╭──
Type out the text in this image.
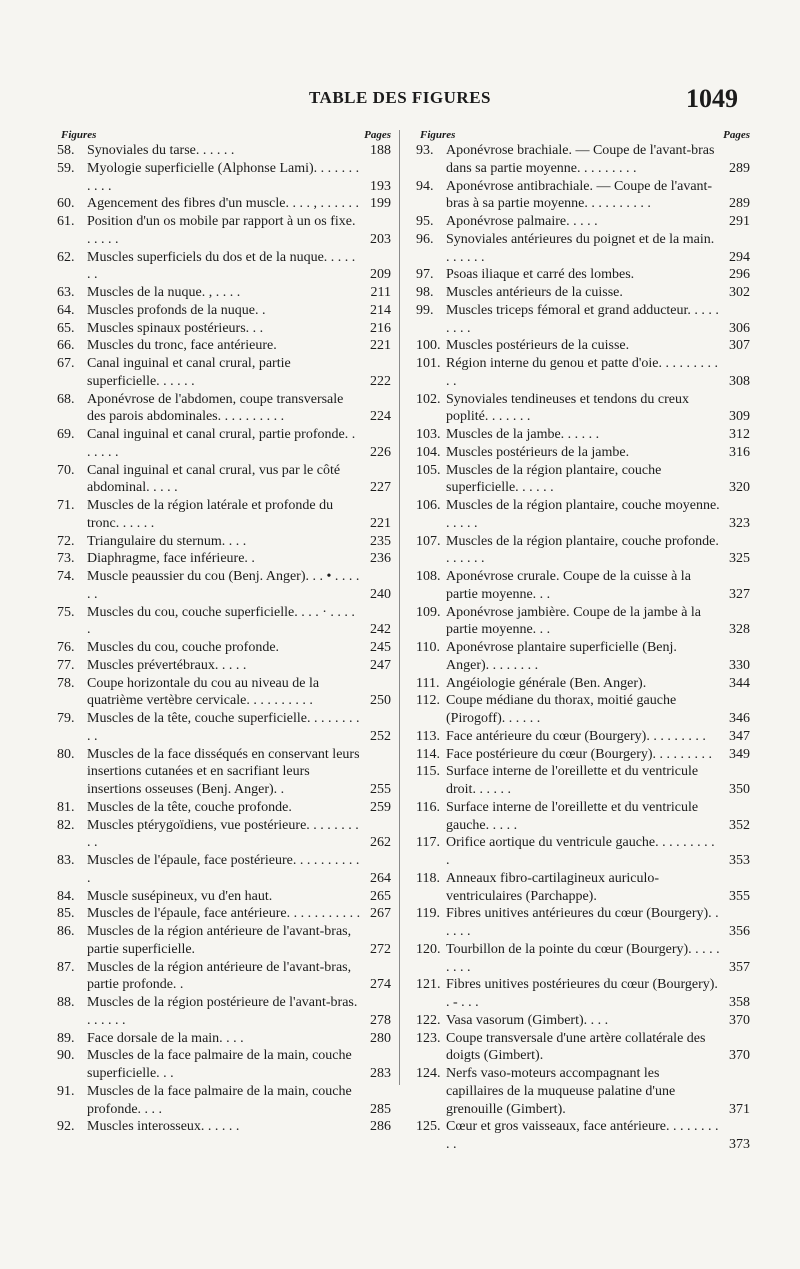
TABLE DES FIGURES	1049
Figures	Pages
58. Synoviales du tarse. . . . . .	188
59. Myologie superficielle (Alphonse Lami). . . . . . . . . . .	193
60. Agencement des fibres d'un muscle. . . . , . . . . . . 199
61. Position d'un os mobile par rapport à un os fixe. . . . . .	203
62. Muscles superficiels du dos et de la nuque. . . . . . .	209
63. Muscles de la nuque. , . . . .	211
64. Muscles profonds de la nuque. .	214
65. Muscles spinaux postérieurs. . .	216
66. Muscles du tronc, face antérieure.	221
67. Canal inguinal et canal crural, partie superficielle. . . . . .	222
68. Aponévrose de l'abdomen, coupe transversale des parois abdominales. . . . . . . . . .	224
69. Canal inguinal et canal crural, partie profonde. . . . . . .	226
70. Canal inguinal et canal crural, vus par le côté abdominal. . . . .	227
71. Muscles de la région latérale et profonde du tronc. . . . . .	221
72. Triangulaire du sternum. . . .	235
73. Diaphragme, face inférieure. .	236
74. Muscle peaussier du cou (Benj. Anger). . . • . . . . . .	240
75. Muscles du cou, couche superficielle. . . . · . . . . .	242
76. Muscles du cou, couche profonde.	245
77. Muscles prévertébraux. . . . .	247
78. Coupe horizontale du cou au niveau de la quatrième vertèbre cervicale. . . . . . . . . .	250
79. Muscles de la tête, couche superficielle. . . . . . . . . .	252
80. Muscles de la face disséqués en conservant leurs insertions cutanées et en sacrifiant leurs insertions osseuses (Benj. Anger). .	255
81. Muscles de la tête, couche profonde.	259
82. Muscles ptérygoïdiens, vue postérieure. . . . . . . . . .	262
83. Muscles de l'épaule, face postérieure. . . . . . . . . . .	264
84. Muscle susépineux, vu d'en haut.	265
85. Muscles de l'épaule, face antérieure. . . . . . . . . . . 267
86. Muscles de la région antérieure de l'avant-bras, partie superficielle.	272
87. Muscles de la région antérieure de l'avant-bras, partie profonde. .	274
88. Muscles de la région postérieure de l'avant-bras. . . . . . .	278
89. Face dorsale de la main. . . .	280
90. Muscles de la face palmaire de la main, couche superficielle. . .	283
91. Muscles de la face palmaire de la main, couche profonde. . . .	285
92. Muscles interosseux. . . . . .	286
Figures	Pages
93. Aponévrose brachiale. — Coupe de l'avant-bras dans sa partie moyenne. . . . . . . . .	289
94. Aponévrose antibrachiale. — Coupe de l'avant-bras à sa partie moyenne. . . . . . . . . .	289
95. Aponévrose palmaire. . . . .	291
96. Synoviales antérieures du poignet et de la main. . . . . . .	294
97. Psoas iliaque et carré des lombes.	296
98. Muscles antérieurs de la cuisse.	302
99. Muscles triceps fémoral et grand adducteur. . . . . . . . .	306
100. Muscles postérieurs de la cuisse.	307
101. Région interne du genou et patte d'oie. . . . . . . . . . .	308
102. Synoviales tendineuses et tendons du creux poplité. . . . . . .	309
103. Muscles de la jambe. . . . . .	312
104. Muscles postérieurs de la jambe.	316
105. Muscles de la région plantaire, couche superficielle. . . . . .	320
106. Muscles de la région plantaire, couche moyenne. . . . . .	323
107. Muscles de la région plantaire, couche profonde. . . . . . .	325
108. Aponévrose crurale. Coupe de la cuisse à la partie moyenne. . .	327
109. Aponévrose jambière. Coupe de la jambe à la partie moyenne. . .	328
110. Aponévrose plantaire superficielle (Benj. Anger). . . . . . . .	330
111. Angéiologie générale (Ben. Anger).	344
112. Coupe médiane du thorax, moitié gauche (Pirogoff). . . . . .	346
113. Face antérieure du cœur (Bourgery). . . . . . . . .	347
114. Face postérieure du cœur (Bourgery). . . . . . . . .	349
115. Surface interne de l'oreillette et du ventricule droit. . . . . .	350
116. Surface interne de l'oreillette et du ventricule gauche. . . . .	352
117. Orifice aortique du ventricule gauche. . . . . . . . . .	353
118. Anneaux fibro-cartilagineux auriculo-ventriculaires (Parchappe).	355
119. Fibres unitives antérieures du cœur (Bourgery). . . . . .	356
120. Tourbillon de la pointe du cœur (Bourgery). . . . . . . . .	357
121. Fibres unitives postérieures du cœur (Bourgery). . - . . .	358
122. Vasa vasorum (Gimbert). . . .	370
123. Coupe transversale d'une artère collatérale des doigts (Gimbert).	370
124. Nerfs vaso-moteurs accompagnant les capillaires de la muqueuse palatine d'une grenouille (Gimbert).	371
125. Cœur et gros vaisseaux, face antérieure. . . . . . . . . .	373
╰──
Tally up the lines holding the string "inguinal" in this listing, and report the total alone.

3